* _ACTION ITEM_
Give all of the listing again word for word, with images excluded.
═══ DATA ═══
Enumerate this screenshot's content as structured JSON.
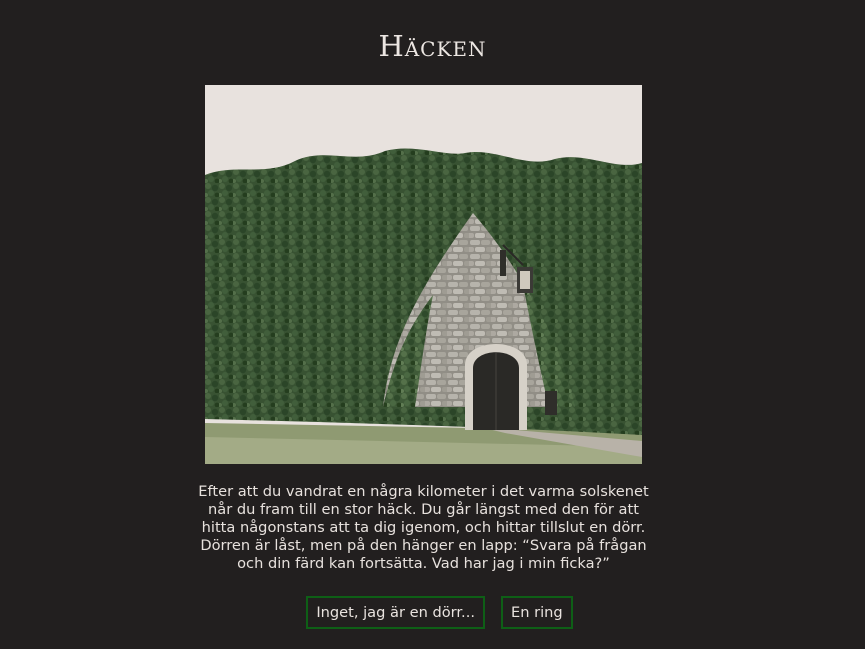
{
  "page": {
    "title": "Häcken",
    "image_alt": "Stenport i en murad vägg övervuxen av murgröna",
    "story": "Efter att du vandrat en några kilometer i det varma solskenet når du fram till en stor häck. Du går längst med den för att hitta någonstans att ta dig igenom, och hittar tillslut en dörr. Dörren är låst, men på den hänger en lapp: “Svara på frågan och din färd kan fortsätta. Vad har jag i min ficka?”"
  },
  "choices": [
    {
      "label": "Inget, jag är en dörr..."
    },
    {
      "label": "En ring"
    }
  ],
  "colors": {
    "background": "#221f1f",
    "text": "#e9e3df",
    "button_border": "#0e5f16"
  }
}
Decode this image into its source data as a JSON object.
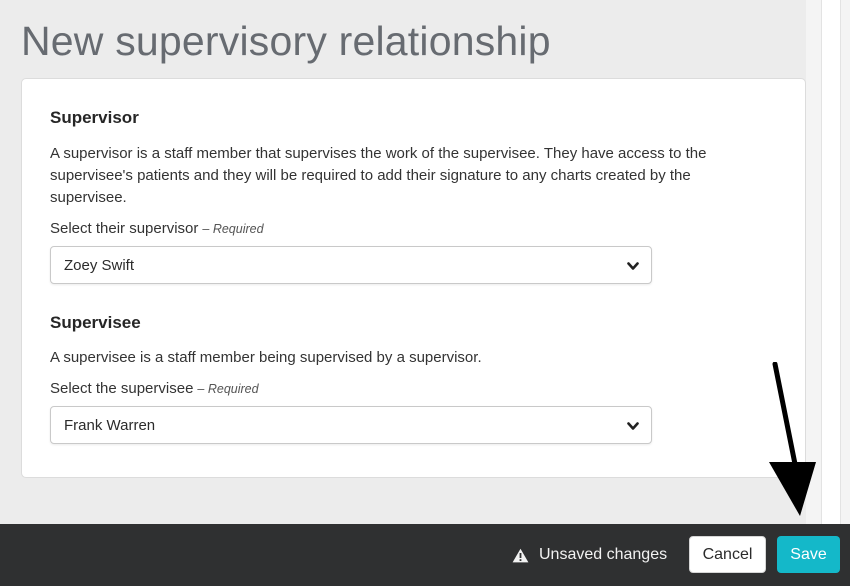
═══
* _RESULT_
Enumerate this screenshot's content as structured JSON.
{
  "page": {
    "title": "Häcken",
    "image_alt": "Stenport i en murad vägg övervuxen av murgröna",
    "story": "Efter att du vandrat en några kilometer i det varma solskenet når du fram till en stor häck. Du går längst med den för att hitta någonstans att ta dig igenom, och hittar tillslut en dörr. Dörren är låst, men på den hänger en lapp: “Svara på frågan och din färd kan fortsätta. Vad har jag i min ficka?”"
  },
  "choices": [
    {
      "label": "Inget, jag är en dörr..."
    },
    {
      "label": "En ring"
    }
  ],
  "colors": {
    "background": "#221f1f",
    "text": "#e9e3df",
    "button_border": "#0e5f16"
  }
}
Decode this image into its source data as a JSON object.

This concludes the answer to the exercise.